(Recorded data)
————
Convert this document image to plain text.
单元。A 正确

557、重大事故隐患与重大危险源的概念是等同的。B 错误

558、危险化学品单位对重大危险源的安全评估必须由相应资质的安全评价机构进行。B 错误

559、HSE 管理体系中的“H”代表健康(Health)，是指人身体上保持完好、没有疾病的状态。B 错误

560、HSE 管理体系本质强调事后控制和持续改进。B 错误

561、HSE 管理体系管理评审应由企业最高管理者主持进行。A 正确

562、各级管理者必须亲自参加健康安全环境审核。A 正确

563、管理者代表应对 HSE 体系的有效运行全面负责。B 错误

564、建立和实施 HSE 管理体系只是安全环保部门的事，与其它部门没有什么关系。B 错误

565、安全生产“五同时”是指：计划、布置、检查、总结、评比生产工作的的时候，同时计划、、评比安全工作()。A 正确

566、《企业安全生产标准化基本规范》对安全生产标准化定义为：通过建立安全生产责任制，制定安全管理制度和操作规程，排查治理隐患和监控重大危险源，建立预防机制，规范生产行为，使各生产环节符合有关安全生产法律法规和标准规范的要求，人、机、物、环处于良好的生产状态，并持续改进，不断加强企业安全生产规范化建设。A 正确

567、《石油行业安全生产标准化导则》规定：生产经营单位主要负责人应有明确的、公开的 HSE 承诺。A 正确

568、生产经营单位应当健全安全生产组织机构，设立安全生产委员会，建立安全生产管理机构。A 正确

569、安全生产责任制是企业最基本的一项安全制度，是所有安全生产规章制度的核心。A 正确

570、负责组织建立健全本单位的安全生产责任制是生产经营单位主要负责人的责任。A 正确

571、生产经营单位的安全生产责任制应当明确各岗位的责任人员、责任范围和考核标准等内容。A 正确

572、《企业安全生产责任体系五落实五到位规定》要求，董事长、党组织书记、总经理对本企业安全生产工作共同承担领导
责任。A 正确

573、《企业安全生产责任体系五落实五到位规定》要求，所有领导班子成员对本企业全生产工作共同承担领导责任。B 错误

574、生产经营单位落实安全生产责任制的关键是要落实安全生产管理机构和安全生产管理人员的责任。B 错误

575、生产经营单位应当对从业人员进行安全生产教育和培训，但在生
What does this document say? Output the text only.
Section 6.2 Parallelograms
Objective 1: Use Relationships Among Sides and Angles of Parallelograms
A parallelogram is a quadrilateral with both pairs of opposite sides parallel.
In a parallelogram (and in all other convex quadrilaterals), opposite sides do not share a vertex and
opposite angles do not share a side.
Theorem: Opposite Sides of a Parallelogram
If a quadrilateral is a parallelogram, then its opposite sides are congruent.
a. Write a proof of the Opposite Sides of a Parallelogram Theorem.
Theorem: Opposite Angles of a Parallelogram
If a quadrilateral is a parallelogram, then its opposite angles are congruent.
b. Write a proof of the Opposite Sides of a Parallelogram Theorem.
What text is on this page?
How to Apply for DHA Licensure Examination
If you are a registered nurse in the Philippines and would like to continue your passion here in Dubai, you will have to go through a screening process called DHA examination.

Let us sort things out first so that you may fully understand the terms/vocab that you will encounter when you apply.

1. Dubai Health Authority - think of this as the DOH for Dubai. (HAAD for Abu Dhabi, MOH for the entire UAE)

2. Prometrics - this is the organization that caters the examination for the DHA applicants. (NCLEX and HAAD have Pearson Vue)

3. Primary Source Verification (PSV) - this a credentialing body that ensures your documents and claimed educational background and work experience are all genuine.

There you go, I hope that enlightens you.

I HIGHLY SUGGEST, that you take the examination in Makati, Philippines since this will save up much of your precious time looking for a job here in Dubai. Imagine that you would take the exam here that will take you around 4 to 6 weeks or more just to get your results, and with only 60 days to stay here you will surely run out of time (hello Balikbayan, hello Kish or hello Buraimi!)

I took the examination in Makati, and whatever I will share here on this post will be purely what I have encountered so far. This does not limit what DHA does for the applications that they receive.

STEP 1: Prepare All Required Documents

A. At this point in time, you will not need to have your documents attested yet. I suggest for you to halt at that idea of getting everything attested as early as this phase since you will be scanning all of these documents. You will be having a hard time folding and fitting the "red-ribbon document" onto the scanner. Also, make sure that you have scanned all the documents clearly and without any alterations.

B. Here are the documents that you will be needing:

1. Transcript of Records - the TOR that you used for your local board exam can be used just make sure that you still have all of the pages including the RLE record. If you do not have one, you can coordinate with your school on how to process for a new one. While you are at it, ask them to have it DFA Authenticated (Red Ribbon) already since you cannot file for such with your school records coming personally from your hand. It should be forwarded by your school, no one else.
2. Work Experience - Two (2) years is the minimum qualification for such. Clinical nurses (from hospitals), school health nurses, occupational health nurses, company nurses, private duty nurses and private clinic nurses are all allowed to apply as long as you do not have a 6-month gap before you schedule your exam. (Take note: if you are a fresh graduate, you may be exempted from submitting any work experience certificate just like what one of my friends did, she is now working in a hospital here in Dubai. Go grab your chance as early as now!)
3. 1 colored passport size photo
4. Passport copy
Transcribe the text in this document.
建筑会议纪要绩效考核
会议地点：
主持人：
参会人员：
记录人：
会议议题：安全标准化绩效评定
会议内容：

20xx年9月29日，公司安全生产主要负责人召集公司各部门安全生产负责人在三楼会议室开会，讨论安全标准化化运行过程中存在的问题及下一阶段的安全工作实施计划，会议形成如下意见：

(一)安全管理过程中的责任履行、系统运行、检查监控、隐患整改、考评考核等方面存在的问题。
————
§ **Set problem**: Reproduce the full set of records precisely.

§ **Solution to this exercise**:
Convert this document image to plain text.
单元。A 正确

557、重大事故隐患与重大危险源的概念是等同的。B 错误

558、危险化学品单位对重大危险源的安全评估必须由相应资质的安全评价机构进行。B 错误

559、HSE 管理体系中的“H”代表健康(Health)，是指人身体上保持完好、没有疾病的状态。B 错误

560、HSE 管理体系本质强调事后控制和持续改进。B 错误

561、HSE 管理体系管理评审应由企业最高管理者主持进行。A 正确

562、各级管理者必须亲自参加健康安全环境审核。A 正确

563、管理者代表应对 HSE 体系的有效运行全面负责。B 错误

564、建立和实施 HSE 管理体系只是安全环保部门的事，与其它部门没有什么关系。B 错误

565、安全生产“五同时”是指：计划、布置、检查、总结、评比生产工作的的时候，同时计划、、评比安全工作()。A 正确

566、《企业安全生产标准化基本规范》对安全生产标准化定义为：通过建立安全生产责任制，制定安全管理制度和操作规程，排查治理隐患和监控重大危险源，建立预防机制，规范生产行为，使各生产环节符合有关安全生产法律法规和标准规范的要求，人、机、物、环处于良好的生产状态，并持续改进，不断加强企业安全生产规范化建设。A 正确

567、《石油行业安全生产标准化导则》规定：生产经营单位主要负责人应有明确的、公开的 HSE 承诺。A 正确

568、生产经营单位应当健全安全生产组织机构，设立安全生产委员会，建立安全生产管理机构。A 正确

569、安全生产责任制是企业最基本的一项安全制度，是所有安全生产规章制度的核心。A 正确

570、负责组织建立健全本单位的安全生产责任制是生产经营单位主要负责人的责任。A 正确

571、生产经营单位的安全生产责任制应当明确各岗位的责任人员、责任范围和考核标准等内容。A 正确

572、《企业安全生产责任体系五落实五到位规定》要求，董事长、党组织书记、总经理对本企业安全生产工作共同承担领导
责任。A 正确

573、《企业安全生产责任体系五落实五到位规定》要求，所有领导班子成员对本企业全生产工作共同承担领导责任。B 错误

574、生产经营单位落实安全生产责任制的关键是要落实安全生产管理机构和安全生产管理人员的责任。B 错误

575、生产经营单位应当对从业人员进行安全生产教育和培训，但在生
What does this document say? Output the text only.
Section 6.2 Parallelograms
Objective 1: Use Relationships Among Sides and Angles of Parallelograms
A parallelogram is a quadrilateral with both pairs of opposite sides parallel.
In a parallelogram (and in all other convex quadrilaterals), opposite sides do not share a vertex and
opposite angles do not share a side.
Theorem: Opposite Sides of a Parallelogram
If a quadrilateral is a parallelogram, then its opposite sides are congruent.
a. Write a proof of the Opposite Sides of a Parallelogram Theorem.
Theorem: Opposite Angles of a Parallelogram
If a quadrilateral is a parallelogram, then its opposite angles are congruent.
b. Write a proof of the Opposite Sides of a Parallelogram Theorem.
What text is on this page?
How to Apply for DHA Licensure Examination
If you are a registered nurse in the Philippines and would like to continue your passion here in Dubai, you will have to go through a screening process called DHA examination.

Let us sort things out first so that you may fully understand the terms/vocab that you will encounter when you apply.

1. Dubai Health Authority - think of this as the DOH for Dubai. (HAAD for Abu Dhabi, MOH for the entire UAE)

2. Prometrics - this is the organization that caters the examination for the DHA applicants. (NCLEX and HAAD have Pearson Vue)

3. Primary Source Verification (PSV) - this a credentialing body that ensures your documents and claimed educational background and work experience are all genuine.

There you go, I hope that enlightens you.

I HIGHLY SUGGEST, that you take the examination in Makati, Philippines since this will save up much of your precious time looking for a job here in Dubai. Imagine that you would take the exam here that will take you around 4 to 6 weeks or more just to get your results, and with only 60 days to stay here you will surely run out of time (hello Balikbayan, hello Kish or hello Buraimi!)

I took the examination in Makati, and whatever I will share here on this post will be purely what I have encountered so far. This does not limit what DHA does for the applications that they receive.

STEP 1: Prepare All Required Documents

A. At this point in time, you will not need to have your documents attested yet. I suggest for you to halt at that idea of getting everything attested as early as this phase since you will be scanning all of these documents. You will be having a hard time folding and fitting the "red-ribbon document" onto the scanner. Also, make sure that you have scanned all the documents clearly and without any alterations.

B. Here are the documents that you will be needing:

1. Transcript of Records - the TOR that you used for your local board exam can be used just make sure that you still have all of the pages including the RLE record. If you do not have one, you can coordinate with your school on how to process for a new one. While you are at it, ask them to have it DFA Authenticated (Red Ribbon) already since you cannot file for such with your school records coming personally from your hand. It should be forwarded by your school, no one else.
2. Work Experience - Two (2) years is the minimum qualification for such. Clinical nurses (from hospitals), school health nurses, occupational health nurses, company nurses, private duty nurses and private clinic nurses are all allowed to apply as long as you do not have a 6-month gap before you schedule your exam. (Take note: if you are a fresh graduate, you may be exempted from submitting any work experience certificate just like what one of my friends did, she is now working in a hospital here in Dubai. Go grab your chance as early as now!)
3. 1 colored passport size photo
4. Passport copy
Transcribe the text in this document.
建筑会议纪要绩效考核
会议地点：
主持人：
参会人员：
记录人：
会议议题：安全标准化绩效评定
会议内容：

20xx年9月29日，公司安全生产主要负责人召集公司各部门安全生产负责人在三楼会议室开会，讨论安全标准化化运行过程中存在的问题及下一阶段的安全工作实施计划，会议形成如下意见：

(一)安全管理过程中的责任履行、系统运行、检查监控、隐患整改、考评考核等方面存在的问题。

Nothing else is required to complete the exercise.